§ **Direction**
From the listing below, select every line where the word "Anlage" appears.

[Dataset records]
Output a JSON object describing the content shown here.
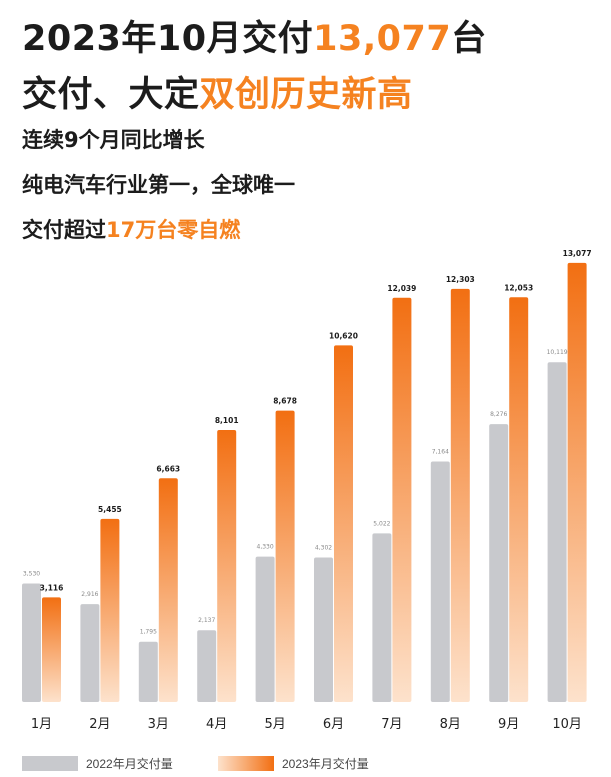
{
  "headline": {
    "line1_pre": "2023年10月交付",
    "line1_hl": "13,077",
    "line1_post": "台",
    "line2_pre": "交付、大定",
    "line2_hl": "双创历史新高"
  },
  "subheadings": {
    "line1": "连续9个月同比增长",
    "line2": "纯电汽车行业第一，全球唯一",
    "line3_pre": "交付超过",
    "line3_hl": "17万台零自燃"
  },
  "colors": {
    "accent": "#f58220",
    "bar_2022": "#c8c9cd",
    "bar_2023_top": "#f26f12",
    "bar_2023_bottom": "#fde2cc",
    "text": "#1c1c1c"
  },
  "chart_data": {
    "type": "bar",
    "categories": [
      "1月",
      "2月",
      "3月",
      "4月",
      "5月",
      "6月",
      "7月",
      "8月",
      "9月",
      "10月"
    ],
    "series": [
      {
        "name": "2022年月交付量",
        "values": [
          3530,
          2916,
          1795,
          2137,
          4330,
          4302,
          5022,
          7164,
          8276,
          10119
        ],
        "labels": [
          "3,530",
          "2,916",
          "1,795",
          "2,137",
          "4,330",
          "4,302",
          "5,022",
          "7,164",
          "8,276",
          "10,119"
        ]
      },
      {
        "name": "2023年月交付量",
        "values": [
          3116,
          5455,
          6663,
          8101,
          8678,
          10620,
          12039,
          12303,
          12053,
          13077
        ],
        "labels": [
          "3,116",
          "5,455",
          "6,663",
          "8,101",
          "8,678",
          "10,620",
          "12,039",
          "12,303",
          "12,053",
          "13,077"
        ]
      }
    ],
    "ylim": [
      0,
      13700
    ],
    "grid": false,
    "legend_position": "bottom-left"
  }
}
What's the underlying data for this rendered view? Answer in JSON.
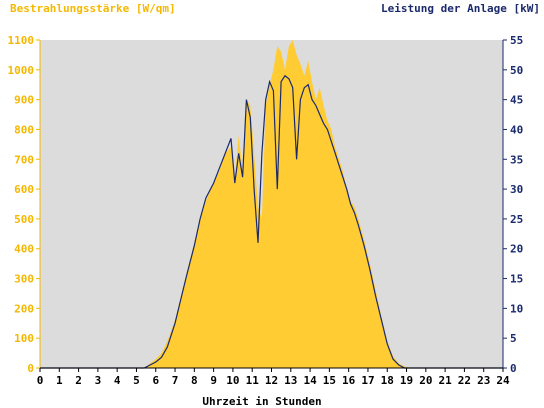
{
  "chart_data": {
    "type": "area",
    "title": "",
    "left_axis_label": "Bestrahlungsstärke [W/qm]",
    "right_axis_label": "Leistung der Anlage [kW]",
    "xlabel": "Uhrzeit in Stunden",
    "x_ticks": [
      "0",
      "1",
      "2",
      "3",
      "4",
      "5",
      "6",
      "7",
      "8",
      "9",
      "10",
      "11",
      "12",
      "13",
      "14",
      "15",
      "16",
      "17",
      "18",
      "19",
      "20",
      "21",
      "22",
      "23",
      "24"
    ],
    "y_left_ticks": [
      "0",
      "100",
      "200",
      "300",
      "400",
      "500",
      "600",
      "700",
      "800",
      "900",
      "1000",
      "1100"
    ],
    "y_right_ticks": [
      "0",
      "5",
      "10",
      "15",
      "20",
      "25",
      "30",
      "35",
      "40",
      "45",
      "50",
      "55"
    ],
    "xlim": [
      0,
      24
    ],
    "ylim_left": [
      0,
      1100
    ],
    "ylim_right": [
      0,
      55
    ],
    "grid": false,
    "colors": {
      "plot_background": "#dcdcdc",
      "irradiance_fill": "#ffcc33",
      "power_line": "#1a2a6c",
      "left_axis": "#f5b800",
      "right_axis": "#1a2a6c"
    },
    "series": [
      {
        "name": "Bestrahlungsstärke [W/qm]",
        "axis": "left",
        "style": "area",
        "x": [
          5.4,
          5.7,
          6.0,
          6.3,
          6.6,
          7.0,
          7.3,
          7.6,
          8.0,
          8.3,
          8.6,
          9.0,
          9.3,
          9.6,
          9.9,
          10.1,
          10.3,
          10.5,
          10.7,
          10.9,
          11.1,
          11.3,
          11.5,
          11.7,
          11.9,
          12.1,
          12.3,
          12.5,
          12.7,
          12.9,
          13.1,
          13.3,
          13.5,
          13.7,
          13.9,
          14.1,
          14.3,
          14.5,
          14.7,
          14.9,
          15.1,
          15.3,
          15.5,
          15.7,
          15.9,
          16.1,
          16.3,
          16.5,
          16.8,
          17.1,
          17.4,
          17.7,
          18.0,
          18.3,
          18.6,
          18.9,
          19.2,
          19.5
        ],
        "y": [
          0,
          15,
          30,
          50,
          90,
          160,
          240,
          320,
          420,
          500,
          560,
          620,
          660,
          720,
          740,
          640,
          780,
          660,
          900,
          880,
          720,
          540,
          500,
          880,
          950,
          1000,
          1080,
          1060,
          1000,
          1080,
          1100,
          1050,
          1020,
          980,
          1030,
          960,
          900,
          940,
          880,
          830,
          800,
          740,
          700,
          660,
          600,
          560,
          540,
          500,
          430,
          350,
          260,
          170,
          90,
          40,
          15,
          5,
          0,
          0
        ]
      },
      {
        "name": "Leistung der Anlage [kW]",
        "axis": "right",
        "style": "line",
        "x": [
          5.4,
          5.7,
          6.0,
          6.3,
          6.6,
          7.0,
          7.3,
          7.6,
          8.0,
          8.3,
          8.6,
          9.0,
          9.3,
          9.6,
          9.9,
          10.1,
          10.3,
          10.5,
          10.7,
          10.9,
          11.1,
          11.3,
          11.5,
          11.7,
          11.9,
          12.1,
          12.3,
          12.5,
          12.7,
          12.9,
          13.1,
          13.3,
          13.5,
          13.7,
          13.9,
          14.1,
          14.3,
          14.5,
          14.7,
          14.9,
          15.1,
          15.3,
          15.5,
          15.7,
          15.9,
          16.1,
          16.3,
          16.5,
          16.8,
          17.1,
          17.4,
          17.7,
          18.0,
          18.3,
          18.6,
          18.9,
          19.2,
          19.5
        ],
        "y": [
          0,
          0.5,
          1.0,
          1.8,
          3.5,
          7.5,
          11.5,
          15.5,
          20.5,
          25.0,
          28.5,
          31.0,
          33.5,
          36.0,
          38.5,
          31.0,
          36.0,
          32.0,
          45.0,
          42.0,
          30.0,
          21.0,
          36.0,
          45.0,
          48.0,
          46.5,
          30.0,
          48.0,
          49.0,
          48.5,
          47.0,
          35.0,
          45.0,
          47.0,
          47.5,
          45.0,
          44.0,
          42.5,
          41.0,
          40.0,
          38.0,
          36.0,
          34.0,
          32.0,
          30.0,
          27.5,
          26.0,
          24.0,
          20.5,
          16.5,
          12.0,
          8.0,
          4.0,
          1.5,
          0.5,
          0,
          0,
          0
        ]
      }
    ]
  }
}
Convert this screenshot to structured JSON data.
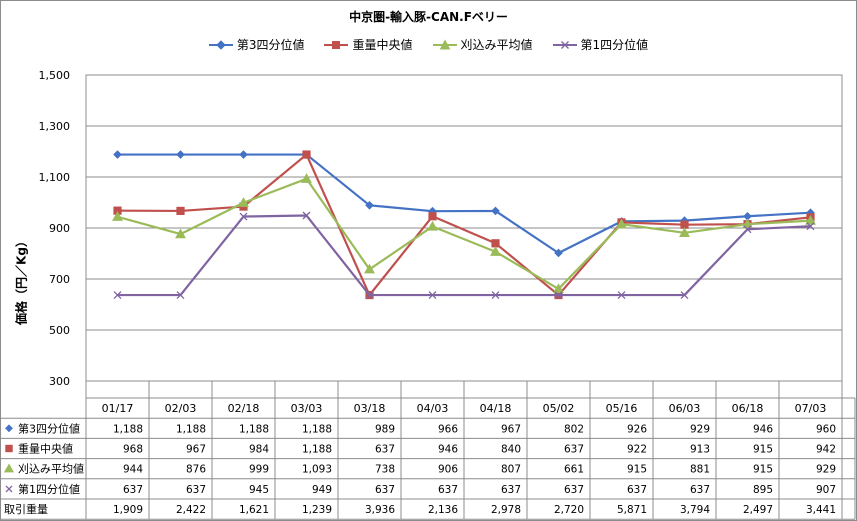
{
  "chart_data": {
    "type": "line",
    "title": "中京圏-輸入豚-CAN.Fベリー",
    "ylabel": "価格（円／Kg）",
    "ylim": [
      300,
      1500
    ],
    "yticks": [
      "300",
      "500",
      "700",
      "900",
      "1,100",
      "1,300",
      "1,500"
    ],
    "categories": [
      "01/17",
      "02/03",
      "02/18",
      "03/03",
      "03/18",
      "04/03",
      "04/18",
      "05/02",
      "05/16",
      "06/03",
      "06/18",
      "07/03"
    ],
    "grid": true,
    "legend_position": "top",
    "series": [
      {
        "name": "第3四分位値",
        "color": "#4472C4",
        "marker": "diamond",
        "values": [
          1188,
          1188,
          1188,
          1188,
          989,
          966,
          967,
          802,
          926,
          929,
          946,
          960
        ]
      },
      {
        "name": "重量中央値",
        "color": "#C0504D",
        "marker": "square",
        "values": [
          968,
          967,
          984,
          1188,
          637,
          946,
          840,
          637,
          922,
          913,
          915,
          942
        ]
      },
      {
        "name": "刈込み平均値",
        "color": "#9BBB59",
        "marker": "triangle",
        "values": [
          944,
          876,
          999,
          1093,
          738,
          906,
          807,
          661,
          915,
          881,
          915,
          929
        ]
      },
      {
        "name": "第1四分位値",
        "color": "#8064A2",
        "marker": "x",
        "values": [
          637,
          637,
          945,
          949,
          637,
          637,
          637,
          637,
          637,
          637,
          895,
          907
        ]
      }
    ],
    "table_rows": [
      {
        "label": "第3四分位値",
        "marker": "diamond",
        "color": "#4472C4",
        "cells": [
          "1,188",
          "1,188",
          "1,188",
          "1,188",
          "989",
          "966",
          "967",
          "802",
          "926",
          "929",
          "946",
          "960"
        ]
      },
      {
        "label": "重量中央値",
        "marker": "square",
        "color": "#C0504D",
        "cells": [
          "968",
          "967",
          "984",
          "1,188",
          "637",
          "946",
          "840",
          "637",
          "922",
          "913",
          "915",
          "942"
        ]
      },
      {
        "label": "刈込み平均値",
        "marker": "triangle",
        "color": "#9BBB59",
        "cells": [
          "944",
          "876",
          "999",
          "1,093",
          "738",
          "906",
          "807",
          "661",
          "915",
          "881",
          "915",
          "929"
        ]
      },
      {
        "label": "第1四分位値",
        "marker": "x",
        "color": "#8064A2",
        "cells": [
          "637",
          "637",
          "945",
          "949",
          "637",
          "637",
          "637",
          "637",
          "637",
          "637",
          "895",
          "907"
        ]
      },
      {
        "label": "取引重量",
        "marker": "",
        "color": "",
        "cells": [
          "1,909",
          "2,422",
          "1,621",
          "1,239",
          "3,936",
          "2,136",
          "2,978",
          "2,720",
          "5,871",
          "3,794",
          "2,497",
          "3,441"
        ]
      }
    ]
  }
}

§ **Solved problem**
    "right_axis_label": "Leistung der Anlage [kW]",
        "name": "Leistung der Anlage [kW]",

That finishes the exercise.